▶ Langkah yang Dilakukan:
1. Ambil tanpa perubahan sepenggal teks tentang pelemahan rupiah: mulailah pada kata-kata yang memuat "Di pasar spot, rupiah", lalu berhenti setelah "per dolar AS.".
2. Ubah paragraf teks tentang pelemahan rupiah yang diawali "JAKARTA – Kondisi pelemahan rupiah" menjadi daftar poin singkat dengan tetap memuat fakta utamanya.

▶ Teks yang Ditampilkan:
■ ■ ■ ■ ■ ■ ■

JAKARTA – Kondisi pelemahan rupiah terhadap dolar Amerika Serikat (USD) sepekan terakhir perlu menjadi perhatian. Ekonom menilai bahwa pelemahan rupiah yang tembus Rp 15.000 per USD bisa memicu berbagai ekses negatif ke perekonomian. Sementara bagi pengusaha, meskipun sisi ekspor bakal diuntungkan karena margin dolar AS, industri-industri yang sebagian besar masih mengandalkan bahan baku impor akan cukup terganggu.
Di pasar spot, rupiah ditutup turun 0,04 persen ke Rp 14.999 per USD. Di kurs referensi Jisdor Bank Indonesia (BI), mata uang Garuda ikut melemah 0,16 persen ke level Rp 15.015 per dolar AS.
’’Ada perfect storm atau badai yang sempurna sedang mengintai ekonomi Indonesia,” ujar Direktur Center of Economic and Law Studies (Celios) Bhima Yudhistira Adhinegara kepada Jawa Pos (6/7).

■ ■ ■ ■ ■ ■ ■

[Daftar wilayah elemen]
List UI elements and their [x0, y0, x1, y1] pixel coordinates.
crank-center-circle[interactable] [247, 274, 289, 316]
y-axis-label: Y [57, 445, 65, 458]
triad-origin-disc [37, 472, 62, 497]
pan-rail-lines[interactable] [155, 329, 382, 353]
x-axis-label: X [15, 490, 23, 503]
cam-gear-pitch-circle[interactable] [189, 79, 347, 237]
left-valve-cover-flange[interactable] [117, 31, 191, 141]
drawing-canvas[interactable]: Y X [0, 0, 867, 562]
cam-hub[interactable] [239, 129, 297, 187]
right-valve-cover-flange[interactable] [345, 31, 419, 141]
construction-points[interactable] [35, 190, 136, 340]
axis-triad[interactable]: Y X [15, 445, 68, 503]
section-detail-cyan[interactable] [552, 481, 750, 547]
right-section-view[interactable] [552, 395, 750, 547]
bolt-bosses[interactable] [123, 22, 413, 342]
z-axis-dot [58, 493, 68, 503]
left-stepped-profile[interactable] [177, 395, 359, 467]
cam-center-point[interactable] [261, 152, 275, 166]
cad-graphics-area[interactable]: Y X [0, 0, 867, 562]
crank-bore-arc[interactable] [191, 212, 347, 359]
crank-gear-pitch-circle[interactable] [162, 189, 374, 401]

■ ■ ■ ■ ■ ■ ■

▶ Tugas Terselesaikan:
1.
Di pasar spot, rupiah ditutup turun 0,04 persen ke Rp 14.999 per USD. Di kurs referensi Jisdor Bank Indonesia (BI), mata uang Garuda ikut melemah 0,16 persen ke level Rp 15.015 per dolar AS.

2.
- Pelemahan rupiah terhadap dolar AS dalam sepekan terakhir perlu menjadi perhatian.
- Ekonom menilai rupiah yang tembus Rp 15.000 per USD bisa memicu berbagai ekses negatif bagi perekonomian.
- Bagi pengusaha, sisi ekspor bakal diuntungkan karena margin dolar AS.
- Industri yang sebagian besar masih mengandalkan bahan baku impor akan cukup terganggu.